Stored records
*****
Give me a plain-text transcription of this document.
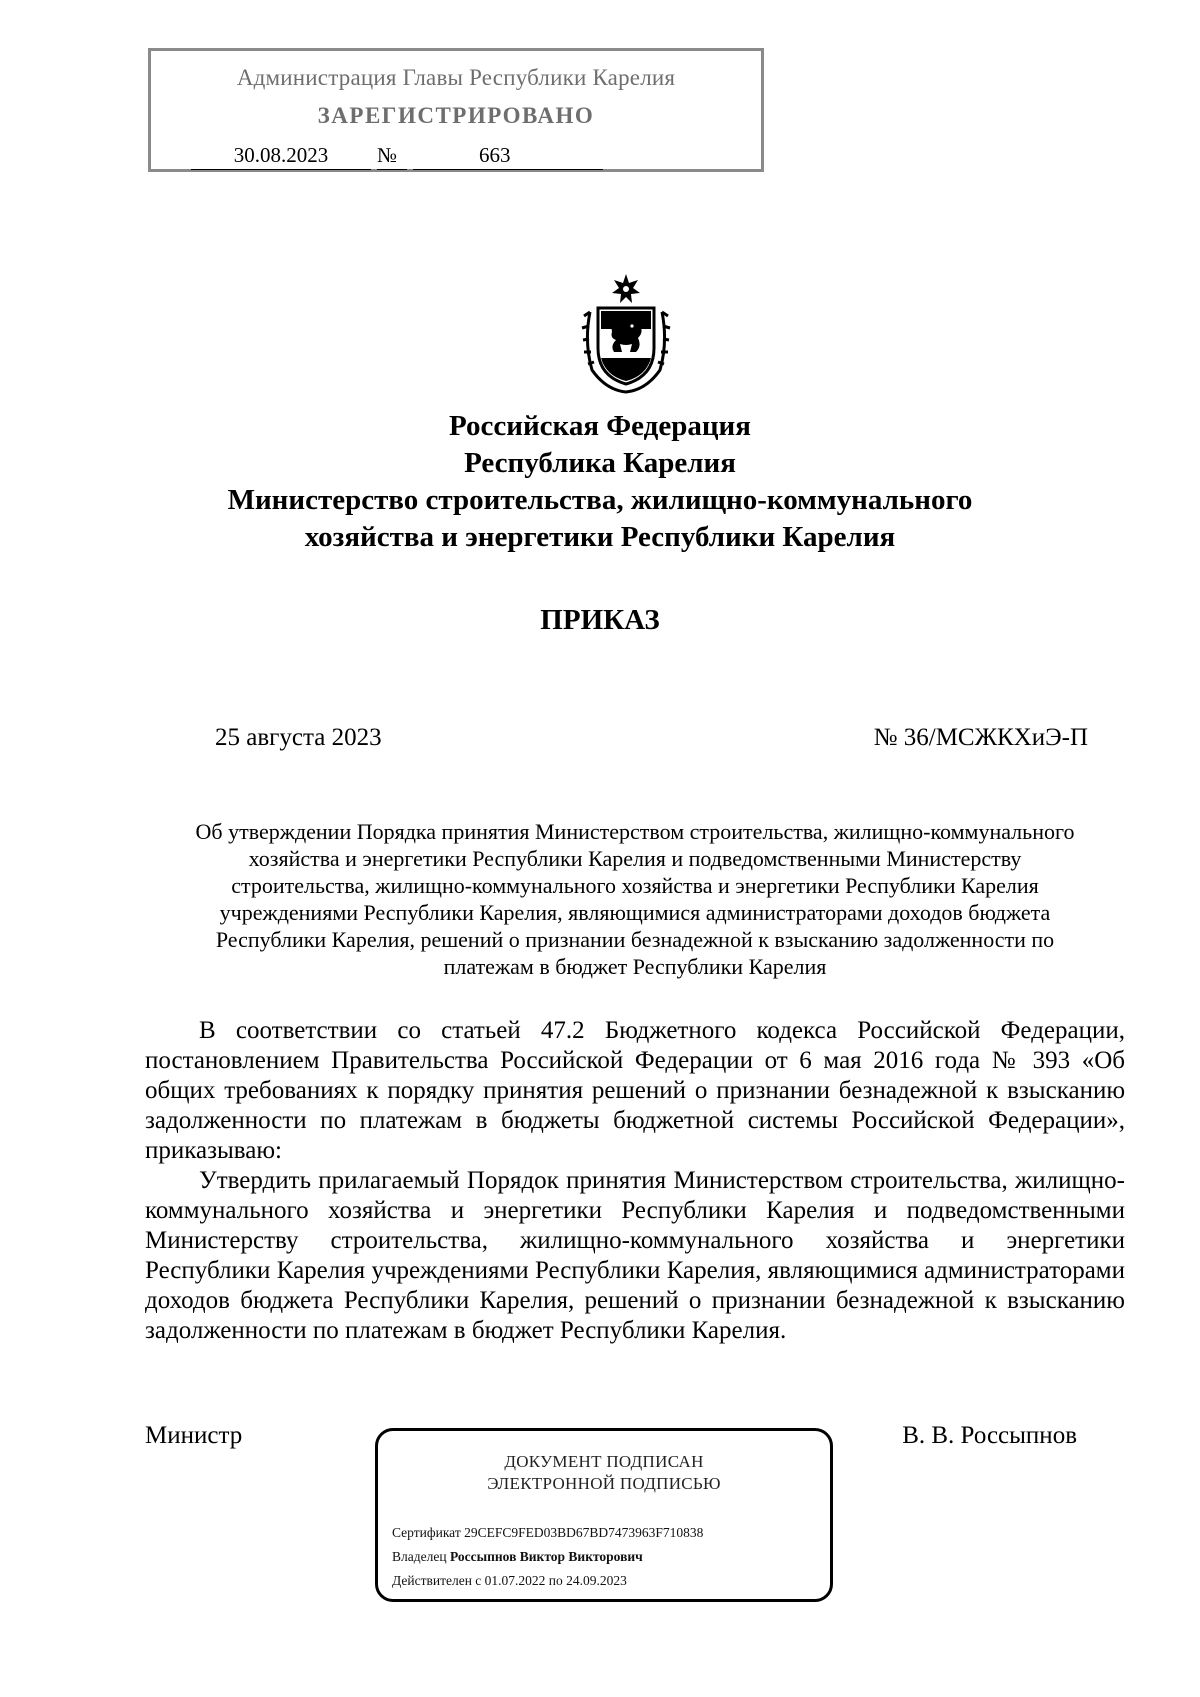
Администрация Главы Республики Карелия
ЗАРЕГИСТРИРОВАНО
30.08.2023	№	663
Российская Федерация
Республика Карелия
Министерство строительства, жилищно-коммунального
хозяйства и энергетики Республики Карелия
ПРИКАЗ
25 августа 2023	№ 36/МСЖКХиЭ-П
Об утверждении Порядка принятия Министерством строительства, жилищно-коммунального
хозяйства и энергетики Республики Карелия и подведомственными Министерству
строительства, жилищно-коммунального хозяйства и энергетики Республики Карелия
учреждениями Республики Карелия, являющимися администраторами доходов бюджета
Республики Карелия, решений о признании безнадежной к взысканию задолженности по
платежам в бюджет Республики Карелия

В соответствии со статьей 47.2 Бюджетного кодекса Российской Федерации, постановлением Правительства Российской Федерации от 6 мая 2016 года № 393 «Об общих требованиях к порядку принятия решений о признании безнадежной к взысканию задолженности по платежам в бюджеты бюджетной системы Российской Федерации», приказываю:

Утвердить прилагаемый Порядок принятия Министерством строительства, жилищно-коммунального хозяйства и энергетики Республики Карелия и подведомственными Министерству строительства, жилищно-коммунального хозяйства и энергетики Республики Карелия учреждениями Республики Карелия, являющимися администраторами доходов бюджета Республики Карелия, решений о признании безнадежной к взысканию задолженности по платежам в бюджет Республики Карелия.

Министр	В. В. Россыпнов
ДОКУМЕНТ ПОДПИСАН
ЭЛЕКТРОННОЙ ПОДПИСЬЮ
Сертификат 29CEFC9FED03BD67BD7473963F710838
Владелец Россыпнов Виктор Викторович
Действителен с 01.07.2022 по 24.09.2023
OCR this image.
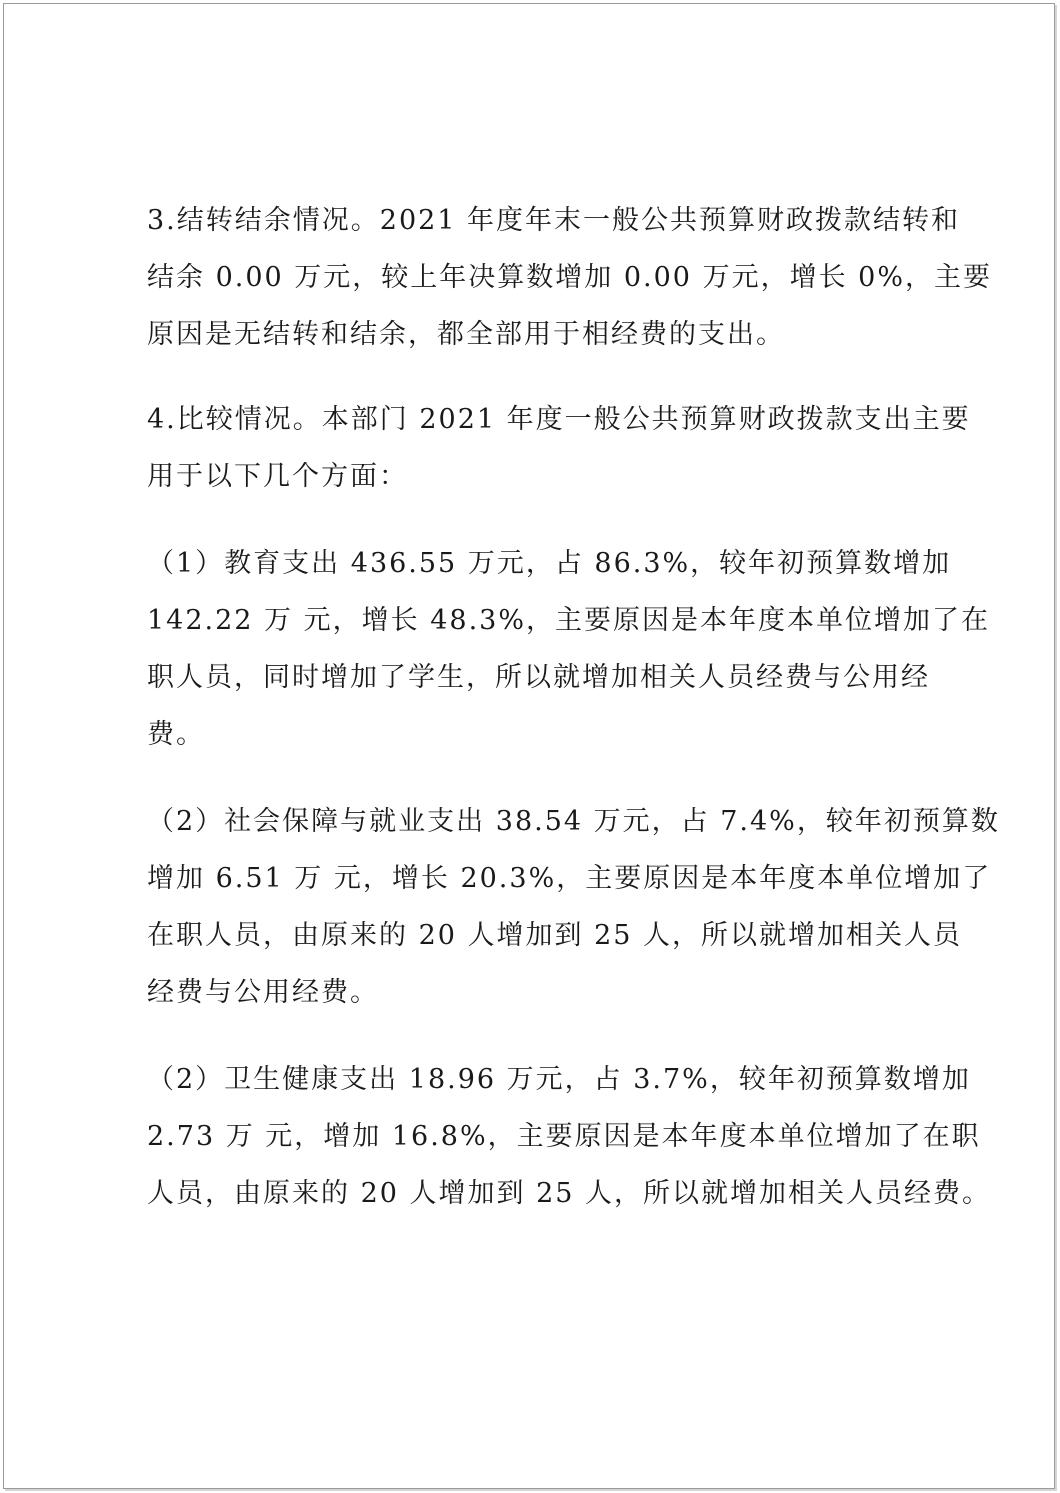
3.结转结余情况。2021 年度年末一般公共预算财政拨款结转和
结余 0.00 万元，较上年决算数增加 0.00 万元，增长 0%，主要
原因是无结转和结余，都全部用于相经费的支出。
4.比较情况。本部门 2021 年度一般公共预算财政拨款支出主要
用于以下几个方面：
（1）教育支出 436.55 万元，占 86.3%，较年初预算数增加
142.22 万 元，增长 48.3%，主要原因是本年度本单位增加了在
职人员，同时增加了学生，所以就增加相关人员经费与公用经
费。
（2）社会保障与就业支出 38.54 万元，占 7.4%，较年初预算数
增加 6.51 万 元，增长 20.3%，主要原因是本年度本单位增加了
在职人员，由原来的 20 人增加到 25 人，所以就增加相关人员
经费与公用经费。
（2）卫生健康支出 18.96 万元，占 3.7%，较年初预算数增加
2.73 万 元，增加 16.8%，主要原因是本年度本单位增加了在职
人员，由原来的 20 人增加到 25 人，所以就增加相关人员经费。
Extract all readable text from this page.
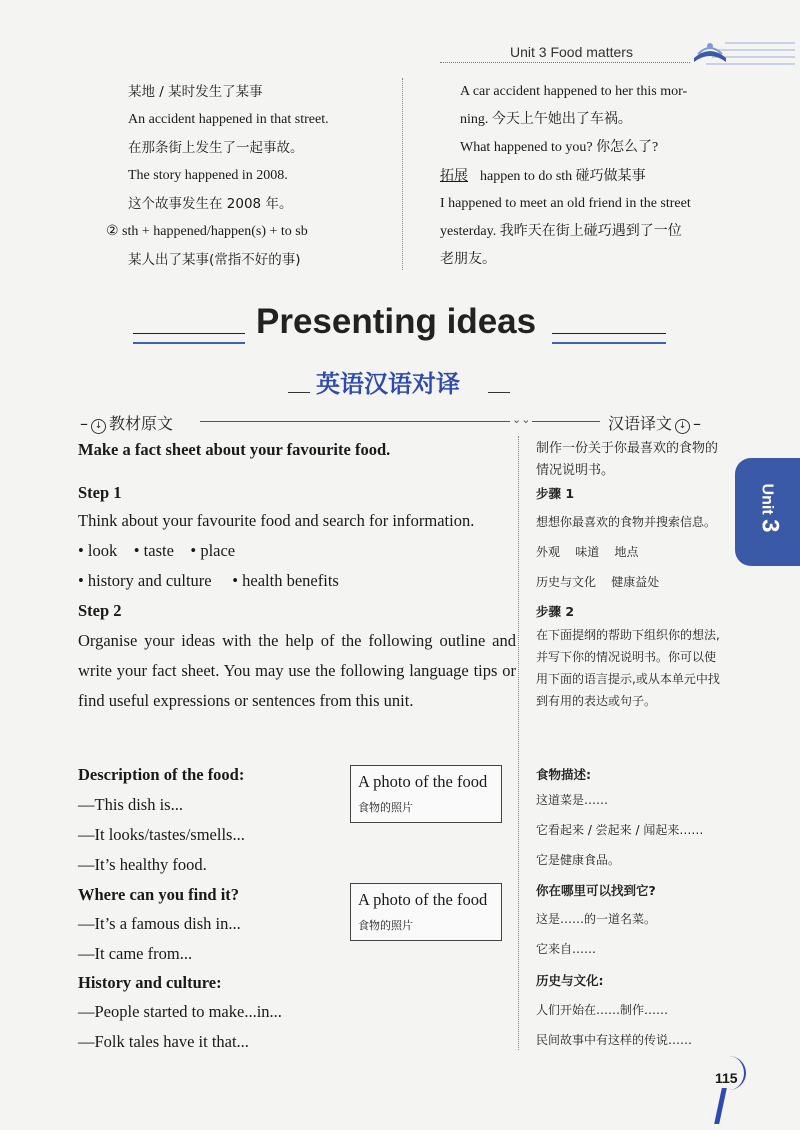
Unit 3 Food matters
某地 / 某时发生了某事
An accident happened in that street.
在那条街上发生了一起事故。
The story happened in 2008.
这个故事发生在 2008 年。
② sth + happened/happen(s) + to sb
某人出了某事(常指不好的事)
A car accident happened to her this mor-
ning. 今天上午她出了车祸。
What happened to you? 你怎么了?
拓展 happen to do sth 碰巧做某事
I happened to meet an old friend in the street
yesterday. 我昨天在街上碰巧遇到了一位
老朋友。
Presenting ideas
英语汉语对译
– ↓ 教材原文	⌄⌄	汉语译文 ↓ –
Make a fact sheet about your favourite food.
Step 1
Think about your favourite food and search for information.
• look • taste • place
• history and culture • health benefits
Step 2
Organise your ideas with the help of the following outline and write your fact sheet. You may use the following language tips or find useful expressions or sentences from this unit.
Description of the food:
—This dish is...
—It looks/tastes/smells...
—It’s healthy food.
Where can you find it?
—It’s a famous dish in...
—It came from...
History and culture:
—People started to make...in...
—Folk tales have it that...
A photo of the food
食物的照片
A photo of the food
食物的照片
制作一份关于你最喜欢的食物的情况说明书。
步骤 1
想想你最喜欢的食物并搜索信息。
外观    味道    地点
历史与文化    健康益处
步骤 2
在下面提纲的帮助下组织你的想法,并写下你的情况说明书。你可以使用下面的语言提示,或从本单元中找到有用的表达或句子。
食物描述:
这道菜是……
它看起来 / 尝起来 / 闻起来……
它是健康食品。
你在哪里可以找到它?
这是……的一道名菜。
它来自……
历史与文化:
人们开始在……制作……
民间故事中有这样的传说……
Unit 3
115
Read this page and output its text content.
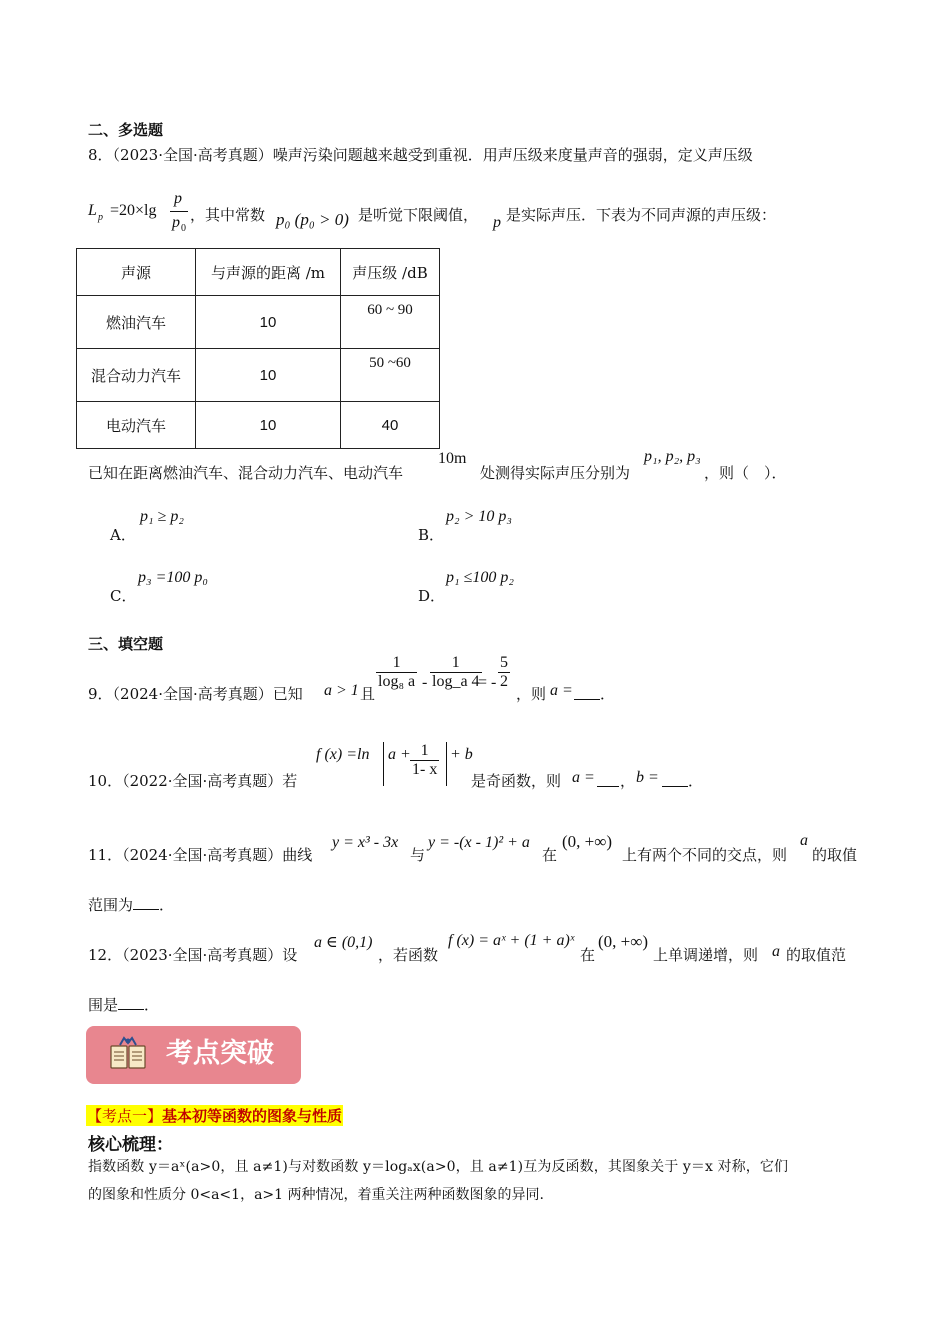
二、多选题
8．（2023·全国·高考真题）噪声污染问题越来越受到重视．用声压级来度量声音的强弱，定义声压级
L p =20×lg
p
p 0
，其中常数 p₀ (p₀ > 0) 是听觉下限阈值， p 是实际声压．下表为不同声源的声压级：
声源	与声源的距离 /m	声压级 /dB
燃油汽车	10	60 ~ 90
混合动力汽车	10	50 ~60
电动汽车	10	40
已知在距离燃油汽车、混合动力汽车、电动汽车
10m
处测得实际声压分别为
p₁, p₂, p₃
，则（　）．
A．
p₁ ≥ p₂
B．
p₂ > 10 p₃
C．
p₃ =100 p₀
D．
p₁ ≤100 p₂
三、填空题
9．（2024·全国·高考真题）已知 a > 1 且
$\frac{1}{\text{log₈ a}} - \frac{1}{\log\_a 4}$
= - $\frac{5}{2}$
，则 a = ．
10．（2022·全国·高考真题）若
f (x) =ln $a + \frac{1}{1- x} + b$
是奇函数，则 a = ， b = ．
11．（2024·全国·高考真题）曲线
y = x³ - 3x
与
y = -(x - 1)² + a
在
(0, +∞)
上有两个不同的交点，则
a
的取值
范围为 ．
12．（2023·全国·高考真题）设
a ∈ (0,1)
，若函数
f (x) = aˣ + (1 + a)ˣ
在
(0, +∞)
上单调递增，则 a 的取值范
围是 ．
考点突破
【考点一】基本初等函数的图象与性质
核心梳理：
指数函数 y＝aˣ(a>0，且 a≠1)与对数函数 y＝logₐx(a>0，且 a≠1)互为反函数，其图象关于 y＝x 对称，它们
的图象和性质分 0<a<1，a>1 两种情况，着重关注两种函数图象的异同.
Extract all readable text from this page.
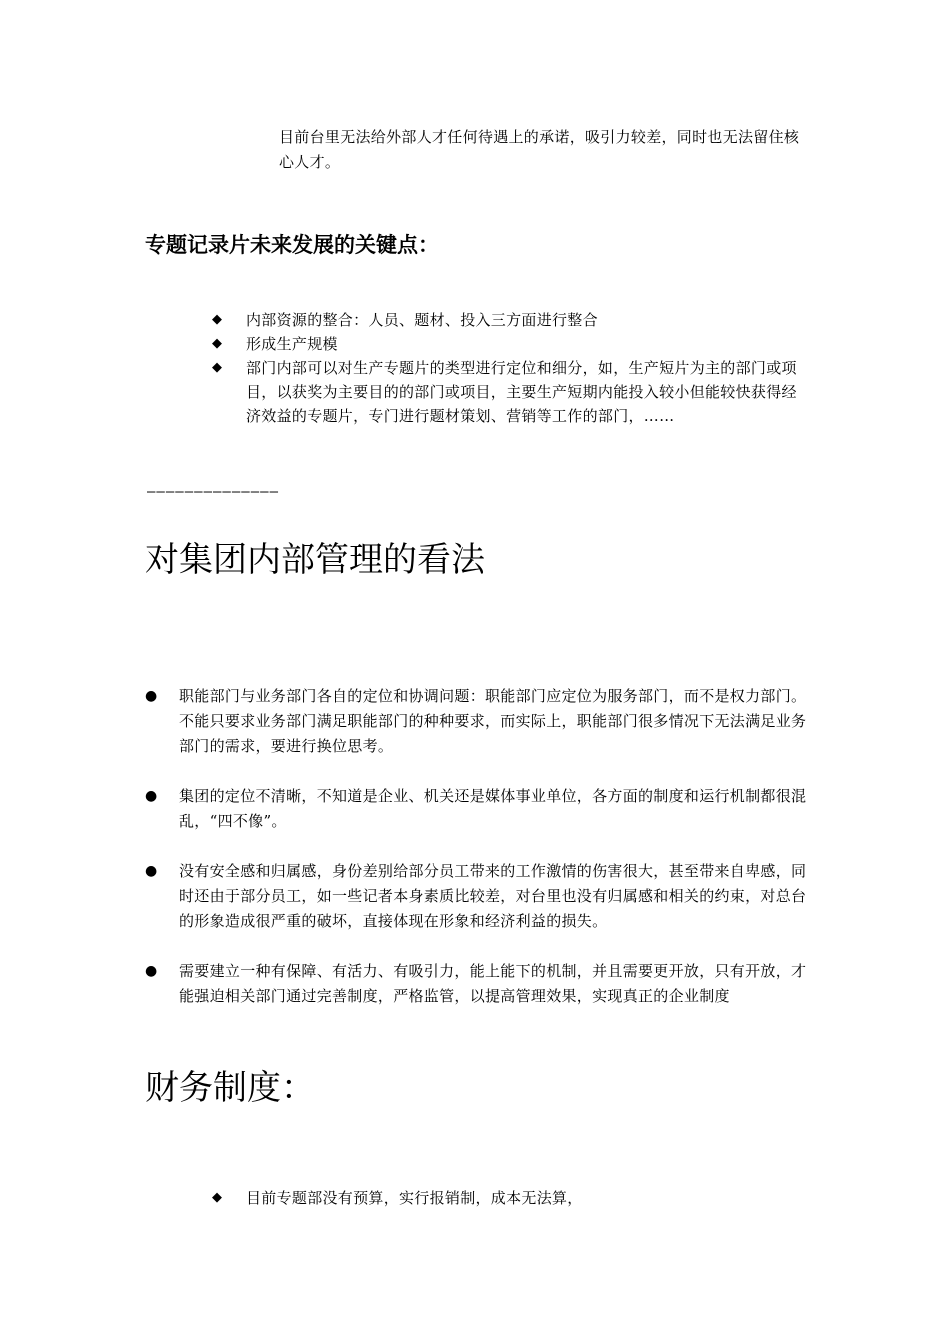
目前台里无法给外部人才任何待遇上的承诺，吸引力较差，同时也无法留住核心人才。
专题记录片未来发展的关键点：
◆ 内部资源的整合：人员、题材、投入三方面进行整合
◆ 形成生产规模
◆ 部门内部可以对生产专题片的类型进行定位和细分，如，生产短片为主的部门或项目，以获奖为主要目的的部门或项目，主要生产短期内能投入较小但能较快获得经济效益的专题片，专门进行题材策划、营销等工作的部门，……
——————————————
对集团内部管理的看法
● 职能部门与业务部门各自的定位和协调问题：职能部门应定位为服务部门，而不是权力部门。不能只要求业务部门满足职能部门的种种要求，而实际上，职能部门很多情况下无法满足业务部门的需求，要进行换位思考。
● 集团的定位不清晰，不知道是企业、机关还是媒体事业单位，各方面的制度和运行机制都很混乱，“四不像”。
● 没有安全感和归属感，身份差别给部分员工带来的工作激情的伤害很大，甚至带来自卑感，同时还由于部分员工，如一些记者本身素质比较差，对台里也没有归属感和相关的约束，对总台的形象造成很严重的破坏，直接体现在形象和经济利益的损失。
● 需要建立一种有保障、有活力、有吸引力，能上能下的机制，并且需要更开放，只有开放，才能强迫相关部门通过完善制度，严格监管，以提高管理效果，实现真正的企业制度
财务制度：
◆ 目前专题部没有预算，实行报销制，成本无法算，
*****
## PROBLEM DESCRIPTION
Find every line with "happened" in the listing and state how many there are, nothing else.

## THE OUTPUT
6